> **What you should do**:
Below is a listing; reproduce each line of it exactly.

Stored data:

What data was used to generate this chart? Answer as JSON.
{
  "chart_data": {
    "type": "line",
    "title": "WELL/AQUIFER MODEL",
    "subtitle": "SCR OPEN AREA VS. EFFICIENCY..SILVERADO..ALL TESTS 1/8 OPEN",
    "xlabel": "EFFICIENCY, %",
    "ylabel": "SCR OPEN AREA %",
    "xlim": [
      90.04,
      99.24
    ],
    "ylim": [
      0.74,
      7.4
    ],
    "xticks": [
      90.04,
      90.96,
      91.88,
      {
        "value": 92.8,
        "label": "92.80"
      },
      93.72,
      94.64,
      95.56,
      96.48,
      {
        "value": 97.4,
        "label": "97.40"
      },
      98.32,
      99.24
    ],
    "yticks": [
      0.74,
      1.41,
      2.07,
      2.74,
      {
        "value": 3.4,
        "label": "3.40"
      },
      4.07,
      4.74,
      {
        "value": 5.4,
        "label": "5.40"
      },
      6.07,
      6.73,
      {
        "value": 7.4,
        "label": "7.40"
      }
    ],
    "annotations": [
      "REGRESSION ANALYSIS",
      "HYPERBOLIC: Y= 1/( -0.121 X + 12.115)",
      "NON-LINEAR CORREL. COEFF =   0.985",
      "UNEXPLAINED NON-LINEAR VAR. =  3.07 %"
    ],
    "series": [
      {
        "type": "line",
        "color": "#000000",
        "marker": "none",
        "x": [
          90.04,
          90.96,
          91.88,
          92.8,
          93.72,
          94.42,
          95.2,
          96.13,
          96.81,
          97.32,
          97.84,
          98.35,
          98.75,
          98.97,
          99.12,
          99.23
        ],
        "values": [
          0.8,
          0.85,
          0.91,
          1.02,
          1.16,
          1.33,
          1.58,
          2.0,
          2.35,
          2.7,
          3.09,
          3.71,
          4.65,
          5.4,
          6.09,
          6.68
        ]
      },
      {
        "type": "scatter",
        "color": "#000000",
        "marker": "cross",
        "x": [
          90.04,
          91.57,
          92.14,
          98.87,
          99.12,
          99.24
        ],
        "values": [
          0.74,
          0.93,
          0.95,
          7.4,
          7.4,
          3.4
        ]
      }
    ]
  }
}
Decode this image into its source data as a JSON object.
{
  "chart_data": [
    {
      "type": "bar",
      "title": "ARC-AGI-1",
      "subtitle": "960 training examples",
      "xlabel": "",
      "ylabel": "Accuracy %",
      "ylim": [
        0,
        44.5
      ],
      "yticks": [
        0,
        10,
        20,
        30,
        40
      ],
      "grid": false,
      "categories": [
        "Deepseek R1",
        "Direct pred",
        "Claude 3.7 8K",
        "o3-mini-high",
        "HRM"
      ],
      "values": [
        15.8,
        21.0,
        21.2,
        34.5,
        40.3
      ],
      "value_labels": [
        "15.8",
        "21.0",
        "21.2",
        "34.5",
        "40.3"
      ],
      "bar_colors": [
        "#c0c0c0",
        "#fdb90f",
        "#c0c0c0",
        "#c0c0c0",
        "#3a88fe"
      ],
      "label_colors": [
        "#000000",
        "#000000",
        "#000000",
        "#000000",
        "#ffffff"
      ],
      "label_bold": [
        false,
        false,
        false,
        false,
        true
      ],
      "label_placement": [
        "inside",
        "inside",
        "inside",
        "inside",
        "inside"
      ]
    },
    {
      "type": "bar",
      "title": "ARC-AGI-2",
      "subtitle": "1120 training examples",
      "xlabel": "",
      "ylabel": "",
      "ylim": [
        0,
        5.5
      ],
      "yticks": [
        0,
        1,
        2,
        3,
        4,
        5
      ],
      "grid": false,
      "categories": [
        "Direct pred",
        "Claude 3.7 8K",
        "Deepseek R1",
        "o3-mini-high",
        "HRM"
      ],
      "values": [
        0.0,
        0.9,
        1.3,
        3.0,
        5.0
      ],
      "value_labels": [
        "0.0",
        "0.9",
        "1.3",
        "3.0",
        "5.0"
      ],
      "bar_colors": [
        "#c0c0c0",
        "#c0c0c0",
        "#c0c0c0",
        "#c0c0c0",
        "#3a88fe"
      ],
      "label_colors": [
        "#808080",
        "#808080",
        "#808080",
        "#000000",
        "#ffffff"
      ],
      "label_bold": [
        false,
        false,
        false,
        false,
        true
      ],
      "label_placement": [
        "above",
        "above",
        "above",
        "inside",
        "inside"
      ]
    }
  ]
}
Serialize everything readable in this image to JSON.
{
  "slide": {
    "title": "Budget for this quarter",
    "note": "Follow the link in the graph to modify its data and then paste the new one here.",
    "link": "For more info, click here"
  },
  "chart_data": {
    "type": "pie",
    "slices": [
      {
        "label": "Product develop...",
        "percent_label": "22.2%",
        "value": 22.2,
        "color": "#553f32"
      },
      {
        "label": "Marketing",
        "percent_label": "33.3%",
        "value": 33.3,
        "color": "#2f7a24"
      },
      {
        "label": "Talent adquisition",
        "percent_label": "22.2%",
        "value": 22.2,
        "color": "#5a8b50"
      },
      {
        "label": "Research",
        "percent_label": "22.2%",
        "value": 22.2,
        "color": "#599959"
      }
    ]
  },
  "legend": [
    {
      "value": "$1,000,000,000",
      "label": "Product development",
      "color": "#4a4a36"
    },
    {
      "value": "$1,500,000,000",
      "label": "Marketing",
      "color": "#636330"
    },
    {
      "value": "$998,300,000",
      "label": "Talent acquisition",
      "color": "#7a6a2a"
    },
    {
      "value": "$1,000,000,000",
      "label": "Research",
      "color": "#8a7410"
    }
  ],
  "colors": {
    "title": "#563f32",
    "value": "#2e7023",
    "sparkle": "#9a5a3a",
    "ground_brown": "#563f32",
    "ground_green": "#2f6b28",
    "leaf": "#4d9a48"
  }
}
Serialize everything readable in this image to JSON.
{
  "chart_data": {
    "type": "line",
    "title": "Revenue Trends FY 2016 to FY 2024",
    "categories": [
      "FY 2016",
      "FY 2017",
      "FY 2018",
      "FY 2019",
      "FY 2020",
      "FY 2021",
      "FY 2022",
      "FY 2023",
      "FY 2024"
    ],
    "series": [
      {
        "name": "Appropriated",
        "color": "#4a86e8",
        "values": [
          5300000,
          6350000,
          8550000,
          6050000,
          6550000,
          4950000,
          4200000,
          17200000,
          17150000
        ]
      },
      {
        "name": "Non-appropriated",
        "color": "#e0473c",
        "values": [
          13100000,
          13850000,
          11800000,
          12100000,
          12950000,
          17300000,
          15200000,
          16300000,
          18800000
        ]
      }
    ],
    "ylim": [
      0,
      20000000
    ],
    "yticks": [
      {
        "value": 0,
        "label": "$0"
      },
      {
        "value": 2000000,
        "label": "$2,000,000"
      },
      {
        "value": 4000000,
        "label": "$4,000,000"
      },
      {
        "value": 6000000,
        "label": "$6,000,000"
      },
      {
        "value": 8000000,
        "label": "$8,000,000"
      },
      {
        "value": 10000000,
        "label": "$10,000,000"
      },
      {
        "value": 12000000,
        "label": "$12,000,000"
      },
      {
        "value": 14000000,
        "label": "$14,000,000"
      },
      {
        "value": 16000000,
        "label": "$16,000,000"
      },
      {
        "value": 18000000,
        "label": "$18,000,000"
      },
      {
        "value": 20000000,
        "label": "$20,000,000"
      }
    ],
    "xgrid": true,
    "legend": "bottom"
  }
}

> **Task response**:
What data was used to generate this chart? Answer as JSON.
{
  "chart_data": {
    "type": "line",
    "title": "WELL/AQUIFER MODEL",
    "subtitle": "SCR OPEN AREA VS. EFFICIENCY..SILVERADO..ALL TESTS 1/8 OPEN",
    "xlabel": "EFFICIENCY, %",
    "ylabel": "SCR OPEN AREA %",
    "xlim": [
      90.04,
      99.24
    ],
    "ylim": [
      0.74,
      7.4
    ],
    "xticks": [
      90.04,
      90.96,
      91.88,
      {
        "value": 92.8,
        "label": "92.80"
      },
      93.72,
      94.64,
      95.56,
      96.48,
      {
        "value": 97.4,
        "label": "97.40"
      },
      98.32,
      99.24
    ],
    "yticks": [
      0.74,
      1.41,
      2.07,
      2.74,
      {
        "value": 3.4,
        "label": "3.40"
      },
      4.07,
      4.74,
      {
        "value": 5.4,
        "label": "5.40"
      },
      6.07,
      6.73,
      {
        "value": 7.4,
        "label": "7.40"
      }
    ],
    "annotations": [
      "REGRESSION ANALYSIS",
      "HYPERBOLIC: Y= 1/( -0.121 X + 12.115)",
      "NON-LINEAR CORREL. COEFF =   0.985",
      "UNEXPLAINED NON-LINEAR VAR. =  3.07 %"
    ],
    "series": [
      {
        "type": "line",
        "color": "#000000",
        "marker": "none",
        "x": [
          90.04,
          90.96,
          91.88,
          92.8,
          93.72,
          94.42,
          95.2,
          96.13,
          96.81,
          97.32,
          97.84,
          98.35,
          98.75,
          98.97,
          99.12,
          99.23
        ],
        "values": [
          0.8,
          0.85,
          0.91,
          1.02,
          1.16,
          1.33,
          1.58,
          2.0,
          2.35,
          2.7,
          3.09,
          3.71,
          4.65,
          5.4,
          6.09,
          6.68
        ]
      },
      {
        "type": "scatter",
        "color": "#000000",
        "marker": "cross",
        "x": [
          90.04,
          91.57,
          92.14,
          98.87,
          99.12,
          99.24
        ],
        "values": [
          0.74,
          0.93,
          0.95,
          7.4,
          7.4,
          3.4
        ]
      }
    ]
  }
}
Decode this image into its source data as a JSON object.
{
  "chart_data": [
    {
      "type": "bar",
      "title": "ARC-AGI-1",
      "subtitle": "960 training examples",
      "xlabel": "",
      "ylabel": "Accuracy %",
      "ylim": [
        0,
        44.5
      ],
      "yticks": [
        0,
        10,
        20,
        30,
        40
      ],
      "grid": false,
      "categories": [
        "Deepseek R1",
        "Direct pred",
        "Claude 3.7 8K",
        "o3-mini-high",
        "HRM"
      ],
      "values": [
        15.8,
        21.0,
        21.2,
        34.5,
        40.3
      ],
      "value_labels": [
        "15.8",
        "21.0",
        "21.2",
        "34.5",
        "40.3"
      ],
      "bar_colors": [
        "#c0c0c0",
        "#fdb90f",
        "#c0c0c0",
        "#c0c0c0",
        "#3a88fe"
      ],
      "label_colors": [
        "#000000",
        "#000000",
        "#000000",
        "#000000",
        "#ffffff"
      ],
      "label_bold": [
        false,
        false,
        false,
        false,
        true
      ],
      "label_placement": [
        "inside",
        "inside",
        "inside",
        "inside",
        "inside"
      ]
    },
    {
      "type": "bar",
      "title": "ARC-AGI-2",
      "subtitle": "1120 training examples",
      "xlabel": "",
      "ylabel": "",
      "ylim": [
        0,
        5.5
      ],
      "yticks": [
        0,
        1,
        2,
        3,
        4,
        5
      ],
      "grid": false,
      "categories": [
        "Direct pred",
        "Claude 3.7 8K",
        "Deepseek R1",
        "o3-mini-high",
        "HRM"
      ],
      "values": [
        0.0,
        0.9,
        1.3,
        3.0,
        5.0
      ],
      "value_labels": [
        "0.0",
        "0.9",
        "1.3",
        "3.0",
        "5.0"
      ],
      "bar_colors": [
        "#c0c0c0",
        "#c0c0c0",
        "#c0c0c0",
        "#c0c0c0",
        "#3a88fe"
      ],
      "label_colors": [
        "#808080",
        "#808080",
        "#808080",
        "#000000",
        "#ffffff"
      ],
      "label_bold": [
        false,
        false,
        false,
        false,
        true
      ],
      "label_placement": [
        "above",
        "above",
        "above",
        "inside",
        "inside"
      ]
    }
  ]
}
Serialize everything readable in this image to JSON.
{
  "slide": {
    "title": "Budget for this quarter",
    "note": "Follow the link in the graph to modify its data and then paste the new one here.",
    "link": "For more info, click here"
  },
  "chart_data": {
    "type": "pie",
    "slices": [
      {
        "label": "Product develop...",
        "percent_label": "22.2%",
        "value": 22.2,
        "color": "#553f32"
      },
      {
        "label": "Marketing",
        "percent_label": "33.3%",
        "value": 33.3,
        "color": "#2f7a24"
      },
      {
        "label": "Talent adquisition",
        "percent_label": "22.2%",
        "value": 22.2,
        "color": "#5a8b50"
      },
      {
        "label": "Research",
        "percent_label": "22.2%",
        "value": 22.2,
        "color": "#599959"
      }
    ]
  },
  "legend": [
    {
      "value": "$1,000,000,000",
      "label": "Product development",
      "color": "#4a4a36"
    },
    {
      "value": "$1,500,000,000",
      "label": "Marketing",
      "color": "#636330"
    },
    {
      "value": "$998,300,000",
      "label": "Talent acquisition",
      "color": "#7a6a2a"
    },
    {
      "value": "$1,000,000,000",
      "label": "Research",
      "color": "#8a7410"
    }
  ],
  "colors": {
    "title": "#563f32",
    "value": "#2e7023",
    "sparkle": "#9a5a3a",
    "ground_brown": "#563f32",
    "ground_green": "#2f6b28",
    "leaf": "#4d9a48"
  }
}
Serialize everything readable in this image to JSON.
{
  "chart_data": {
    "type": "line",
    "title": "Revenue Trends FY 2016 to FY 2024",
    "categories": [
      "FY 2016",
      "FY 2017",
      "FY 2018",
      "FY 2019",
      "FY 2020",
      "FY 2021",
      "FY 2022",
      "FY 2023",
      "FY 2024"
    ],
    "series": [
      {
        "name": "Appropriated",
        "color": "#4a86e8",
        "values": [
          5300000,
          6350000,
          8550000,
          6050000,
          6550000,
          4950000,
          4200000,
          17200000,
          17150000
        ]
      },
      {
        "name": "Non-appropriated",
        "color": "#e0473c",
        "values": [
          13100000,
          13850000,
          11800000,
          12100000,
          12950000,
          17300000,
          15200000,
          16300000,
          18800000
        ]
      }
    ],
    "ylim": [
      0,
      20000000
    ],
    "yticks": [
      {
        "value": 0,
        "label": "$0"
      },
      {
        "value": 2000000,
        "label": "$2,000,000"
      },
      {
        "value": 4000000,
        "label": "$4,000,000"
      },
      {
        "value": 6000000,
        "label": "$6,000,000"
      },
      {
        "value": 8000000,
        "label": "$8,000,000"
      },
      {
        "value": 10000000,
        "label": "$10,000,000"
      },
      {
        "value": 12000000,
        "label": "$12,000,000"
      },
      {
        "value": 14000000,
        "label": "$14,000,000"
      },
      {
        "value": 16000000,
        "label": "$16,000,000"
      },
      {
        "value": 18000000,
        "label": "$18,000,000"
      },
      {
        "value": 20000000,
        "label": "$20,000,000"
      }
    ],
    "xgrid": true,
    "legend": "bottom"
  }
}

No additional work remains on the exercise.